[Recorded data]
* begin *
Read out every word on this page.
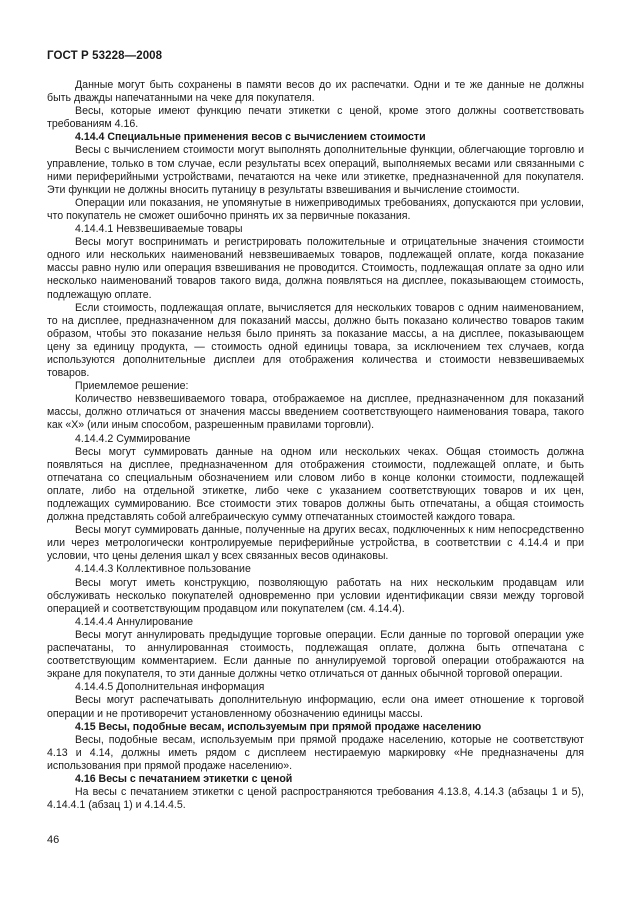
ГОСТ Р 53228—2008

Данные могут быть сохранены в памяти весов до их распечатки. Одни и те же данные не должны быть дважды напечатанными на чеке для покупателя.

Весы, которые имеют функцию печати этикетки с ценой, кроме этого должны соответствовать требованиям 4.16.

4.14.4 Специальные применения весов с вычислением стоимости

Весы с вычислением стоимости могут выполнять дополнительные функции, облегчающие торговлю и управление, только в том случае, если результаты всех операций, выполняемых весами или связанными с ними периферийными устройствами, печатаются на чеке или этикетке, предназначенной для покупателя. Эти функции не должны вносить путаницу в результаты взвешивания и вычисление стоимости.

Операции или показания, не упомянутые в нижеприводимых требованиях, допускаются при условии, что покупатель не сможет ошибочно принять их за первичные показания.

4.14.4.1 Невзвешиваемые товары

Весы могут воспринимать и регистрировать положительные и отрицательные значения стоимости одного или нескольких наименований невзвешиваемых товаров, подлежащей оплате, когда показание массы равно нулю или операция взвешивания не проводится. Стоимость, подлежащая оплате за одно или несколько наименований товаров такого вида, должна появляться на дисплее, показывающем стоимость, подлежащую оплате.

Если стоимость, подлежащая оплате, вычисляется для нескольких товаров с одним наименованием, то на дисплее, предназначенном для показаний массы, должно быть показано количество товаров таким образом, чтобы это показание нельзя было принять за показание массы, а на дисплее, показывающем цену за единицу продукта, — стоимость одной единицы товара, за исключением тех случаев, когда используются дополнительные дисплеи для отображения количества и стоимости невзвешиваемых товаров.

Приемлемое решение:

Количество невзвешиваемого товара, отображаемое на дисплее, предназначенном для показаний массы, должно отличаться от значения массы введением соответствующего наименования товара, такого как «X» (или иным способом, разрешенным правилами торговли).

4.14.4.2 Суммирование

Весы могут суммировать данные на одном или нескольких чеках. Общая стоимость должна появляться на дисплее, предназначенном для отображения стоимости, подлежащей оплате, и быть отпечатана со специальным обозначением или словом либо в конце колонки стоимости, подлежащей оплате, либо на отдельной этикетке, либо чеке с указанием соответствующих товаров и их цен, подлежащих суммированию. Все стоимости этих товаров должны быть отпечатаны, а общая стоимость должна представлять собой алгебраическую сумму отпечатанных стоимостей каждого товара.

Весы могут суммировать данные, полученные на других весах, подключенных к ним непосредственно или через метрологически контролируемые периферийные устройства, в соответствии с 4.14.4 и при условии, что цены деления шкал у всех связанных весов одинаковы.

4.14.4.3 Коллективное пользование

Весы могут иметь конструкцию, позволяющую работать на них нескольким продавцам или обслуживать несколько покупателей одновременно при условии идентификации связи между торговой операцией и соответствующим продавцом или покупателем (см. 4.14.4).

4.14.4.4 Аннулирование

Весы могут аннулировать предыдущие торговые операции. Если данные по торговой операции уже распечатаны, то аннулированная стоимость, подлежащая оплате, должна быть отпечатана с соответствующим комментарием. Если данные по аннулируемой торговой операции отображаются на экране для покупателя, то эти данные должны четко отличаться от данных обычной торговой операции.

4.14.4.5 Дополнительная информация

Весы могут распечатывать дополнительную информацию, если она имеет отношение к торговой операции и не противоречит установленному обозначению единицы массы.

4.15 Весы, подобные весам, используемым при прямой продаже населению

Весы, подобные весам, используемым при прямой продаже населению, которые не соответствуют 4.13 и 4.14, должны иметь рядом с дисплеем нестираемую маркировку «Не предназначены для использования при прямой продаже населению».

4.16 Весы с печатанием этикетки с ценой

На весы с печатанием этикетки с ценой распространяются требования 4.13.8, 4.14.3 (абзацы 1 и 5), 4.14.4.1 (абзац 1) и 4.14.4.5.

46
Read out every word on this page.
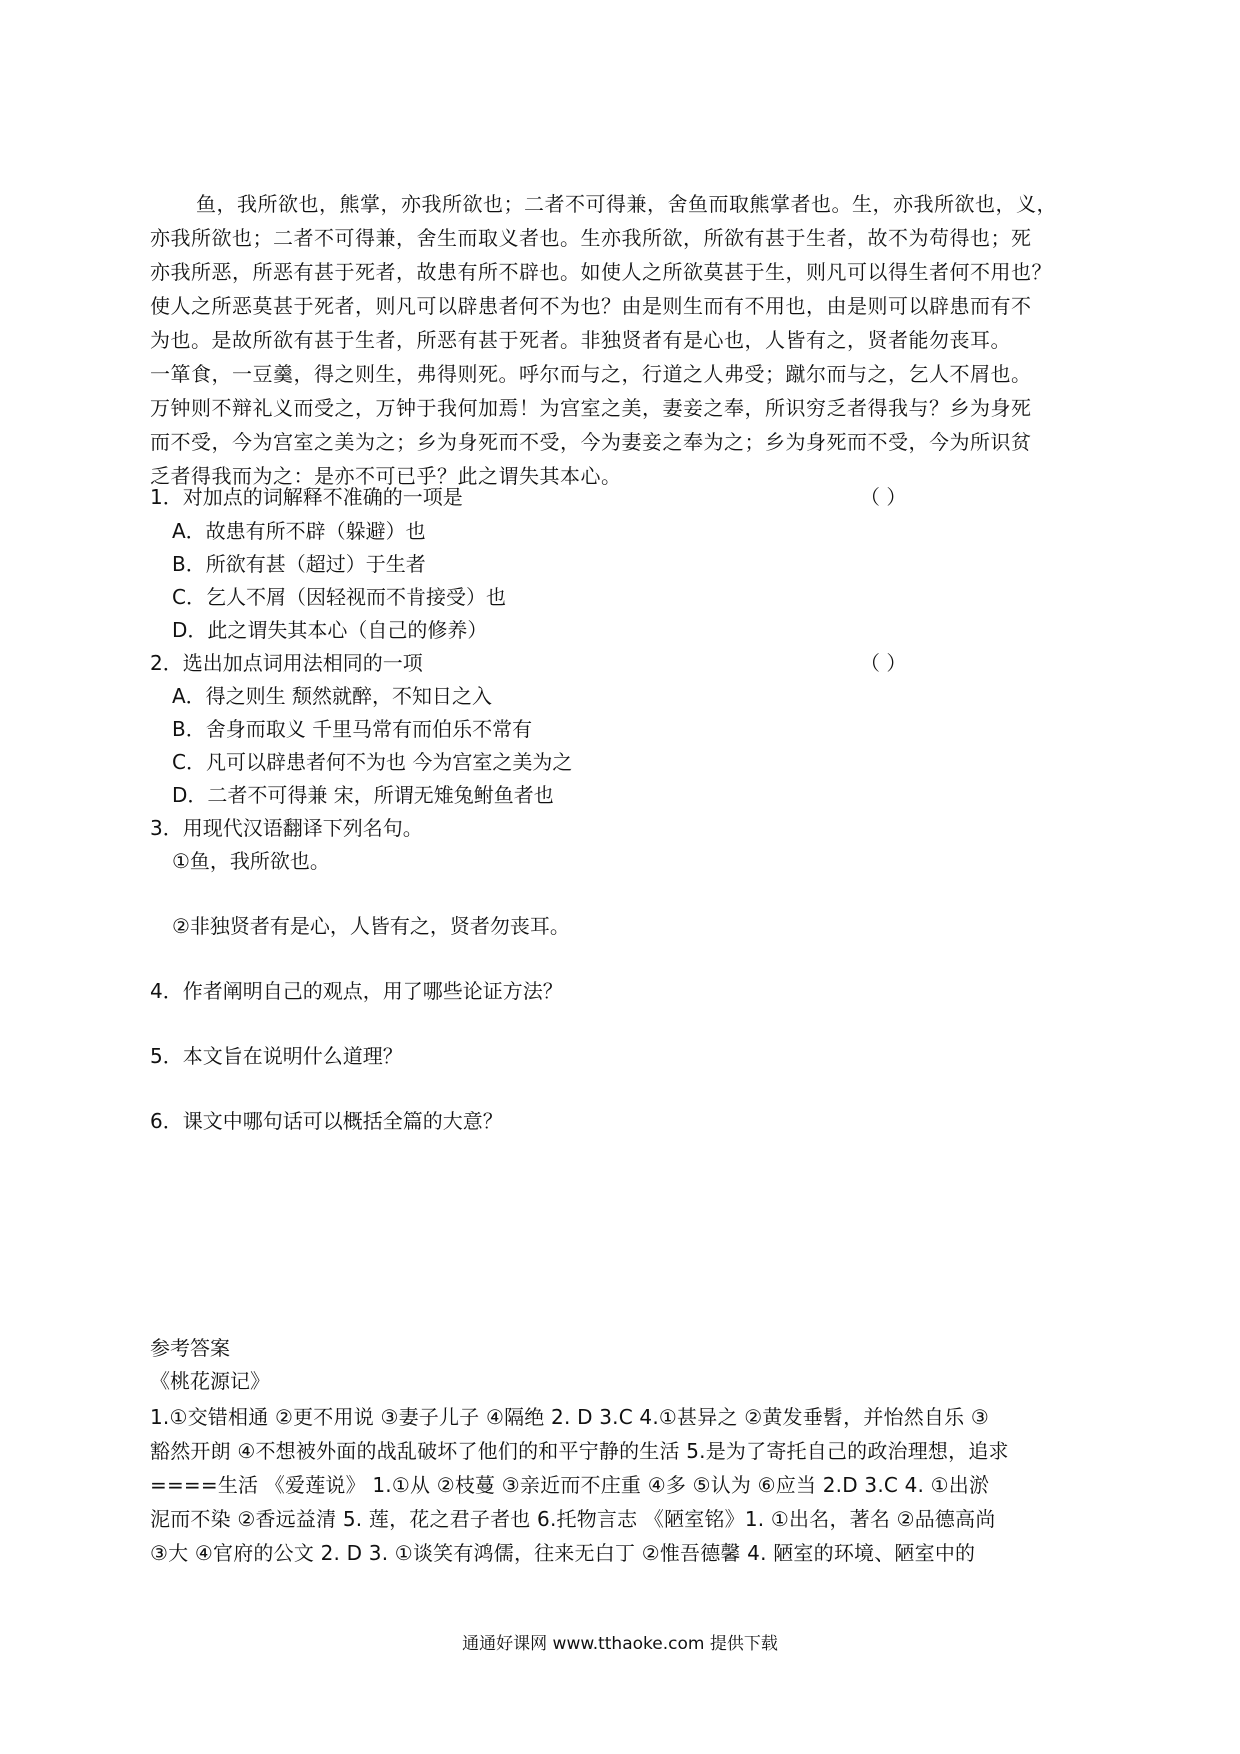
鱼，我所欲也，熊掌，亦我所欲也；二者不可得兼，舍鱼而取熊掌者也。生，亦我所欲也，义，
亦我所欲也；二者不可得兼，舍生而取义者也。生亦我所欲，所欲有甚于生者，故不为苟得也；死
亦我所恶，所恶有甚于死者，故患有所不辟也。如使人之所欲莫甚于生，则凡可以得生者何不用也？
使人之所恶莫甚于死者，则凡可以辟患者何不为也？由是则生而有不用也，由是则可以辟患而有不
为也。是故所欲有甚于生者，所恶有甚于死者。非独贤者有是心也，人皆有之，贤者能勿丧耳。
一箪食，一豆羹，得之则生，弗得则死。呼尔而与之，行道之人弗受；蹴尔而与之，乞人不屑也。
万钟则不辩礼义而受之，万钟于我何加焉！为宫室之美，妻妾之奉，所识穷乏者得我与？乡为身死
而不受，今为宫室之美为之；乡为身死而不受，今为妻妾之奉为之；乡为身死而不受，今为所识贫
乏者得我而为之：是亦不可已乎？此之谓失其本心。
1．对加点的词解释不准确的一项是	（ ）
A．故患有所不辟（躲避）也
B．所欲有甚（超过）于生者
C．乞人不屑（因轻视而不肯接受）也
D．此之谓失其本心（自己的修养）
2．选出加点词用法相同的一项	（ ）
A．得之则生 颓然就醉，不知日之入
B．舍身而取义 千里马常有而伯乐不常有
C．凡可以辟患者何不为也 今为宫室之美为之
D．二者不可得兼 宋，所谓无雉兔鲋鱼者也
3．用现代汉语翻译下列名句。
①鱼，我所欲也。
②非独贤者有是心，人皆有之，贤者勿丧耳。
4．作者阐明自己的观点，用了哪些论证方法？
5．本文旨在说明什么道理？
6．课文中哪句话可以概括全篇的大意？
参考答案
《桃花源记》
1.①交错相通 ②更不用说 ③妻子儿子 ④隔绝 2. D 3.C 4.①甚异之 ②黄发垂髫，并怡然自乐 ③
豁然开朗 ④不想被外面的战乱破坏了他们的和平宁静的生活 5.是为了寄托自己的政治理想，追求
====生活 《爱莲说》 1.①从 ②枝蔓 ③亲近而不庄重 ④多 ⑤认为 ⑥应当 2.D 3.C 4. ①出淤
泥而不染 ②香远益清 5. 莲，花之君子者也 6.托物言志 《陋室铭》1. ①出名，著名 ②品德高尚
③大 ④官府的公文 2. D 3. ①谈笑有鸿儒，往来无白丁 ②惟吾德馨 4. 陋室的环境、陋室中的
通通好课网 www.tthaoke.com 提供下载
* end *
* begin *
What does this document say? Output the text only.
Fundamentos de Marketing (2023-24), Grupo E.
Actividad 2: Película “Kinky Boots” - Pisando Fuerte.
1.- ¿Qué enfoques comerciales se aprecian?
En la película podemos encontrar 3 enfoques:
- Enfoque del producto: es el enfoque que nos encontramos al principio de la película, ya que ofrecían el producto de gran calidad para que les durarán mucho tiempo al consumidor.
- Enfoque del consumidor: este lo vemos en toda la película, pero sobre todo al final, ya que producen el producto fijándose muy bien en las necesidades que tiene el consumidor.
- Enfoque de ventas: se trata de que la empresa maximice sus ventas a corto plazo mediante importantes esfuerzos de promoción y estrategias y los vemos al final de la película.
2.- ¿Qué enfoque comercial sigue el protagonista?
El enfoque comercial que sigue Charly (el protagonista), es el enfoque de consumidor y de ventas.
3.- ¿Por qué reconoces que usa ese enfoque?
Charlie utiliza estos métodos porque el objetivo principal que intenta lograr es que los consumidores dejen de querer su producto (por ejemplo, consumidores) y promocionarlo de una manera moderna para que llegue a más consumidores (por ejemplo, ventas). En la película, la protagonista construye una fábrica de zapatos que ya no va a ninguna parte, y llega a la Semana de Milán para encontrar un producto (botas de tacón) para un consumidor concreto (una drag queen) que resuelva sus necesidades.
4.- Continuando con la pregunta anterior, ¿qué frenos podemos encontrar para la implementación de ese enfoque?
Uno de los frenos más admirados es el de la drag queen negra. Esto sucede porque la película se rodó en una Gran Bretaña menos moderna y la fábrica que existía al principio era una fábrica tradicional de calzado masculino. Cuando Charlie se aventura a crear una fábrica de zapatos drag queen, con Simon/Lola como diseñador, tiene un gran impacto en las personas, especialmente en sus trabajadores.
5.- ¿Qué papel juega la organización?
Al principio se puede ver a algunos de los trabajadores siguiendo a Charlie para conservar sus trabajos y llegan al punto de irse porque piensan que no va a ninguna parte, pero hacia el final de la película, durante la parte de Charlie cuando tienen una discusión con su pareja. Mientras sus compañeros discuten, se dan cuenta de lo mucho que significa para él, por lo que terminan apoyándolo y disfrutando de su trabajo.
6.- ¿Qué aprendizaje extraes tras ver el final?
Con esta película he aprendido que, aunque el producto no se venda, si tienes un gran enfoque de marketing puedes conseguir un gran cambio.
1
* end *
* begin *
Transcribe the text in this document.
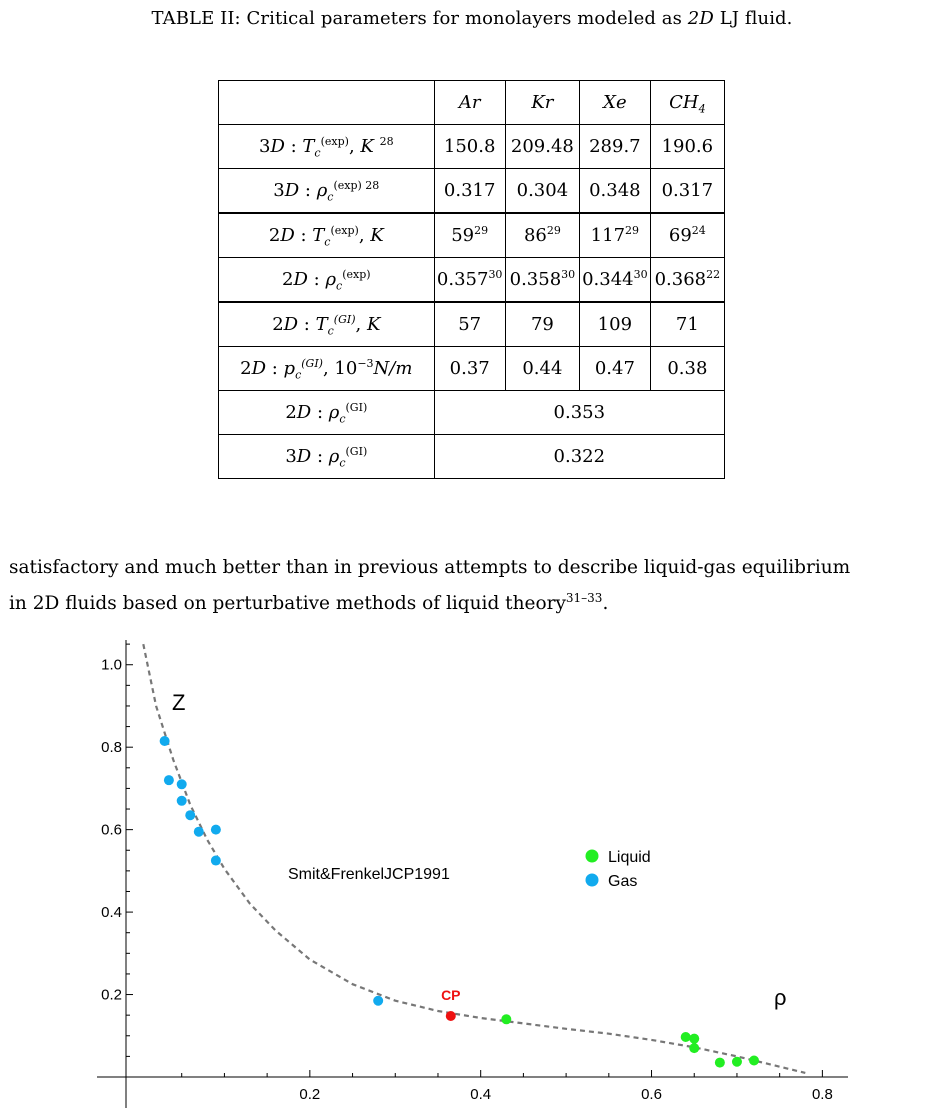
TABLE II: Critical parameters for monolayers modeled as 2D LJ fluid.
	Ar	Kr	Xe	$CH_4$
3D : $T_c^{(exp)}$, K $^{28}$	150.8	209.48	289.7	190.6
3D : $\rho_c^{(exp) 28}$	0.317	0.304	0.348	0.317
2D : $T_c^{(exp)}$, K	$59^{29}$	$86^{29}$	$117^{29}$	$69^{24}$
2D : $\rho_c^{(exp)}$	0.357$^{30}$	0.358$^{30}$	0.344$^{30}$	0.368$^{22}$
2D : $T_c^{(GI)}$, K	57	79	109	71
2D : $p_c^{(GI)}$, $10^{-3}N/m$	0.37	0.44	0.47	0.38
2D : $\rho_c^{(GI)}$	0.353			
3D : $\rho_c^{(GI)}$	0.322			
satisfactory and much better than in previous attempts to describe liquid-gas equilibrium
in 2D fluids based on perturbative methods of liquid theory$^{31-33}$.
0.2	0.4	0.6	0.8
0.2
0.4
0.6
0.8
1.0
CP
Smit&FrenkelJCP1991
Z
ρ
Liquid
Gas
* end *
_YOUR GOAL_. Among the lines of the material, find those that hold the word "всех" and copy them.

_RESULT FOR THIS TASK_.
Весы с вычислением стоимости могут выполнять дополнительные функции, облегчающие торговлю и управление, только в том случае, если результаты всех операций, выполняемых весами или связанными с ними периферийными устройствами, печатаются на чеке или этикетке, предназначенной для покупателя. Эти функции не должны вносить путаницу в результаты взвешивания и вычисление стоимости.
Весы могут суммировать данные, полученные на других весах, подключенных к ним непосредственно или через метрологически контролируемые периферийные устройства, в соответствии с 4.14.4 и при условии, что цены деления шкал у всех связанных весов одинаковы.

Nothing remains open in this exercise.